- [WORK TO BE COMPLETED] Transcribe the records below exactly, leaving out any pictures.
--- START OF INPUT DATA ---
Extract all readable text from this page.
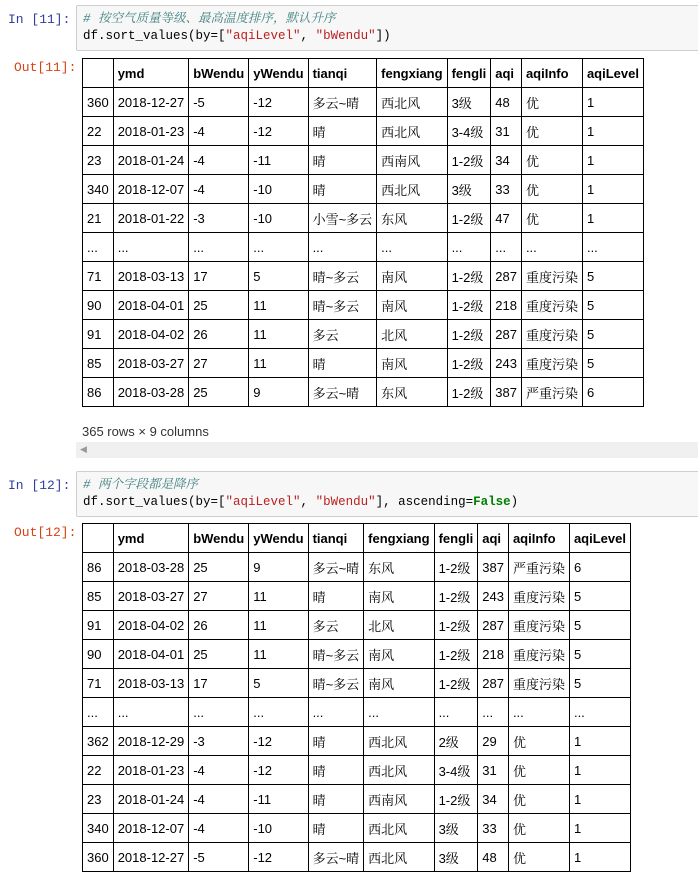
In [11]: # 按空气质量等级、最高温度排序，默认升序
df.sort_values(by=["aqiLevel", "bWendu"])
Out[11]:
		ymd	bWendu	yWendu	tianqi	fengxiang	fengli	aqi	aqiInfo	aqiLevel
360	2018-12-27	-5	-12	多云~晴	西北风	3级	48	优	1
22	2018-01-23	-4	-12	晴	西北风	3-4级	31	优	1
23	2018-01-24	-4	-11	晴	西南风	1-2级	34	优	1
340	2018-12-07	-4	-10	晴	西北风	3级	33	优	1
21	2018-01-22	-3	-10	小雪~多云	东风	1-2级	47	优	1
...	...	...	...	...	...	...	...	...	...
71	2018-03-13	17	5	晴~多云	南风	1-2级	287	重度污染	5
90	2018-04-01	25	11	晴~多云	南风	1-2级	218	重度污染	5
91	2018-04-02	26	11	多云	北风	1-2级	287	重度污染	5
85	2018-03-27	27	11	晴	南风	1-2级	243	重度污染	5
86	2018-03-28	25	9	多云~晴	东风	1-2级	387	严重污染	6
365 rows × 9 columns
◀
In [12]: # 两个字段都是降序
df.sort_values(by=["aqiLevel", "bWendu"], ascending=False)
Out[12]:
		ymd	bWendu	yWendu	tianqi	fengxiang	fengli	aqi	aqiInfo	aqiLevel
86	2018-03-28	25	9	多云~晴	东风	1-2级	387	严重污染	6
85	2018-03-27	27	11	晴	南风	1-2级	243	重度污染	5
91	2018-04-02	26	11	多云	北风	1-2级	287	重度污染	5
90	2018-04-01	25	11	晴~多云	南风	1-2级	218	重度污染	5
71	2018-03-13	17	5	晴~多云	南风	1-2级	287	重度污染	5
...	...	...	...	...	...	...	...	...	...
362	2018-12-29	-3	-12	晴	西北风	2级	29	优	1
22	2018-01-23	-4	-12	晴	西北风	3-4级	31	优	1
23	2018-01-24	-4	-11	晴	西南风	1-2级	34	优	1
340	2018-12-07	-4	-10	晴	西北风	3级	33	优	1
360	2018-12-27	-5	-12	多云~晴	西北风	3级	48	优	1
--- END OF INPUT DATA ---
- [EXERCISE OUTPUT]
Extract all readable text from this page.
In [11]: # 按空气质量等级、最高温度排序，默认升序
df.sort_values(by=["aqiLevel", "bWendu"])
Out[11]:
		ymd	bWendu	yWendu	tianqi	fengxiang	fengli	aqi	aqiInfo	aqiLevel
360	2018-12-27	-5	-12	多云~晴	西北风	3级	48	优	1
22	2018-01-23	-4	-12	晴	西北风	3-4级	31	优	1
23	2018-01-24	-4	-11	晴	西南风	1-2级	34	优	1
340	2018-12-07	-4	-10	晴	西北风	3级	33	优	1
21	2018-01-22	-3	-10	小雪~多云	东风	1-2级	47	优	1
...	...	...	...	...	...	...	...	...	...
71	2018-03-13	17	5	晴~多云	南风	1-2级	287	重度污染	5
90	2018-04-01	25	11	晴~多云	南风	1-2级	218	重度污染	5
91	2018-04-02	26	11	多云	北风	1-2级	287	重度污染	5
85	2018-03-27	27	11	晴	南风	1-2级	243	重度污染	5
86	2018-03-28	25	9	多云~晴	东风	1-2级	387	严重污染	6
365 rows × 9 columns
◀
In [12]: # 两个字段都是降序
df.sort_values(by=["aqiLevel", "bWendu"], ascending=False)
Out[12]:
		ymd	bWendu	yWendu	tianqi	fengxiang	fengli	aqi	aqiInfo	aqiLevel
86	2018-03-28	25	9	多云~晴	东风	1-2级	387	严重污染	6
85	2018-03-27	27	11	晴	南风	1-2级	243	重度污染	5
91	2018-04-02	26	11	多云	北风	1-2级	287	重度污染	5
90	2018-04-01	25	11	晴~多云	南风	1-2级	218	重度污染	5
71	2018-03-13	17	5	晴~多云	南风	1-2级	287	重度污染	5
...	...	...	...	...	...	...	...	...	...
362	2018-12-29	-3	-12	晴	西北风	2级	29	优	1
22	2018-01-23	-4	-12	晴	西北风	3-4级	31	优	1
23	2018-01-24	-4	-11	晴	西南风	1-2级	34	优	1
340	2018-12-07	-4	-10	晴	西北风	3级	33	优	1
360	2018-12-27	-5	-12	多云~晴	西北风	3级	48	优	1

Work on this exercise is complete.